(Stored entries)
+-------+
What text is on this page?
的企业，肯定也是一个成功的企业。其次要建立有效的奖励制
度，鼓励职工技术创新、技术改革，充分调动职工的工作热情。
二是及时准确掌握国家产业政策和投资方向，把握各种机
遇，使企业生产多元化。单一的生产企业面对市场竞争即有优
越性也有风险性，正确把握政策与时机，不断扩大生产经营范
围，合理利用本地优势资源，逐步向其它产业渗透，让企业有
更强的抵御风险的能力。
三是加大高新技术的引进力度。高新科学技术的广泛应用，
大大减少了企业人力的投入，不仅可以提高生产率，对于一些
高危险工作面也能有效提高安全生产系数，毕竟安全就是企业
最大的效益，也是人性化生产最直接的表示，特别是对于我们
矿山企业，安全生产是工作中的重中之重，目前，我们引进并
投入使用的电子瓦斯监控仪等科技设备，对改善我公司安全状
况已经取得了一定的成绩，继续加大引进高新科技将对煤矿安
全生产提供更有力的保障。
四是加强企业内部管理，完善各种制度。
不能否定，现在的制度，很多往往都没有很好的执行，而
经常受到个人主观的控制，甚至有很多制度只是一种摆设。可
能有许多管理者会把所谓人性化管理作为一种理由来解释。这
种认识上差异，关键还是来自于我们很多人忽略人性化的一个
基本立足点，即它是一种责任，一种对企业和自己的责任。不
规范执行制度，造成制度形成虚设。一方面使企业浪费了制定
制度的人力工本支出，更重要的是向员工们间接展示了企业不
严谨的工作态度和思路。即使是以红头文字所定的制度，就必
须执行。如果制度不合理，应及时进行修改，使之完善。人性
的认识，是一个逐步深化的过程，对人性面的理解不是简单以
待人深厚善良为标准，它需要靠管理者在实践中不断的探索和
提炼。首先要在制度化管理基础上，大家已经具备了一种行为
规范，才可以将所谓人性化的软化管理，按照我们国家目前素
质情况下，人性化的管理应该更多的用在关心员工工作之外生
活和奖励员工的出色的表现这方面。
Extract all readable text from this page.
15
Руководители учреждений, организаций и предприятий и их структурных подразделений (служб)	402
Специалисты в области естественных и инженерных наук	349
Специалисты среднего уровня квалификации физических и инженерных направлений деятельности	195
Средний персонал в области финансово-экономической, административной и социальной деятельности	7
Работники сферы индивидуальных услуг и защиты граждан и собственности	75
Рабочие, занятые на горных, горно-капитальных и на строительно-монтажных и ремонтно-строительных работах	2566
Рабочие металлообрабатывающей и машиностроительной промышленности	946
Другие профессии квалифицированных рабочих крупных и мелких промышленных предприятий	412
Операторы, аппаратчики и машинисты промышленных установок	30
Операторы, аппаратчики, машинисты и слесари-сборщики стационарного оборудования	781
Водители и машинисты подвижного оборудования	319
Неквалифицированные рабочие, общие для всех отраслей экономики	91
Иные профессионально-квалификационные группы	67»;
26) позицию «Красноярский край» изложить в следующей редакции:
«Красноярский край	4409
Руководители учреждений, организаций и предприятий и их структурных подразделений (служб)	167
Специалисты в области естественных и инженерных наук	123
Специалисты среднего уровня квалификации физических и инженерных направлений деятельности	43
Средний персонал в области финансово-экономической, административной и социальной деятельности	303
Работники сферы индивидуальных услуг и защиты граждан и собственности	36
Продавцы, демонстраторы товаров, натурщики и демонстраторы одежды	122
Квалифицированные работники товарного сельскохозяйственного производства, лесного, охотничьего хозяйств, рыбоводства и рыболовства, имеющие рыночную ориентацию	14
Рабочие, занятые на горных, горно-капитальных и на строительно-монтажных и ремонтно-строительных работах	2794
+-------+
◆ **Short task**: Every entry must be quoted exactly as it appears above.

◆ **Answer to this task**:
What text is on this page?
的企业，肯定也是一个成功的企业。其次要建立有效的奖励制
度，鼓励职工技术创新、技术改革，充分调动职工的工作热情。
二是及时准确掌握国家产业政策和投资方向，把握各种机
遇，使企业生产多元化。单一的生产企业面对市场竞争即有优
越性也有风险性，正确把握政策与时机，不断扩大生产经营范
围，合理利用本地优势资源，逐步向其它产业渗透，让企业有
更强的抵御风险的能力。
三是加大高新技术的引进力度。高新科学技术的广泛应用，
大大减少了企业人力的投入，不仅可以提高生产率，对于一些
高危险工作面也能有效提高安全生产系数，毕竟安全就是企业
最大的效益，也是人性化生产最直接的表示，特别是对于我们
矿山企业，安全生产是工作中的重中之重，目前，我们引进并
投入使用的电子瓦斯监控仪等科技设备，对改善我公司安全状
况已经取得了一定的成绩，继续加大引进高新科技将对煤矿安
全生产提供更有力的保障。
四是加强企业内部管理，完善各种制度。
不能否定，现在的制度，很多往往都没有很好的执行，而
经常受到个人主观的控制，甚至有很多制度只是一种摆设。可
能有许多管理者会把所谓人性化管理作为一种理由来解释。这
种认识上差异，关键还是来自于我们很多人忽略人性化的一个
基本立足点，即它是一种责任，一种对企业和自己的责任。不
规范执行制度，造成制度形成虚设。一方面使企业浪费了制定
制度的人力工本支出，更重要的是向员工们间接展示了企业不
严谨的工作态度和思路。即使是以红头文字所定的制度，就必
须执行。如果制度不合理，应及时进行修改，使之完善。人性
的认识，是一个逐步深化的过程，对人性面的理解不是简单以
待人深厚善良为标准，它需要靠管理者在实践中不断的探索和
提炼。首先要在制度化管理基础上，大家已经具备了一种行为
规范，才可以将所谓人性化的软化管理，按照我们国家目前素
质情况下，人性化的管理应该更多的用在关心员工工作之外生
活和奖励员工的出色的表现这方面。
Extract all readable text from this page.
15
Руководители учреждений, организаций и предприятий и их структурных подразделений (служб)	402
Специалисты в области естественных и инженерных наук	349
Специалисты среднего уровня квалификации физических и инженерных направлений деятельности	195
Средний персонал в области финансово-экономической, административной и социальной деятельности	7
Работники сферы индивидуальных услуг и защиты граждан и собственности	75
Рабочие, занятые на горных, горно-капитальных и на строительно-монтажных и ремонтно-строительных работах	2566
Рабочие металлообрабатывающей и машиностроительной промышленности	946
Другие профессии квалифицированных рабочих крупных и мелких промышленных предприятий	412
Операторы, аппаратчики и машинисты промышленных установок	30
Операторы, аппаратчики, машинисты и слесари-сборщики стационарного оборудования	781
Водители и машинисты подвижного оборудования	319
Неквалифицированные рабочие, общие для всех отраслей экономики	91
Иные профессионально-квалификационные группы	67»;
26) позицию «Красноярский край» изложить в следующей редакции:
«Красноярский край	4409
Руководители учреждений, организаций и предприятий и их структурных подразделений (служб)	167
Специалисты в области естественных и инженерных наук	123
Специалисты среднего уровня квалификации физических и инженерных направлений деятельности	43
Средний персонал в области финансово-экономической, административной и социальной деятельности	303
Работники сферы индивидуальных услуг и защиты граждан и собственности	36
Продавцы, демонстраторы товаров, натурщики и демонстраторы одежды	122
Квалифицированные работники товарного сельскохозяйственного производства, лесного, охотничьего хозяйств, рыбоводства и рыболовства, имеющие рыночную ориентацию	14
Рабочие, занятые на горных, горно-капитальных и на строительно-монтажных и ремонтно-строительных работах	2794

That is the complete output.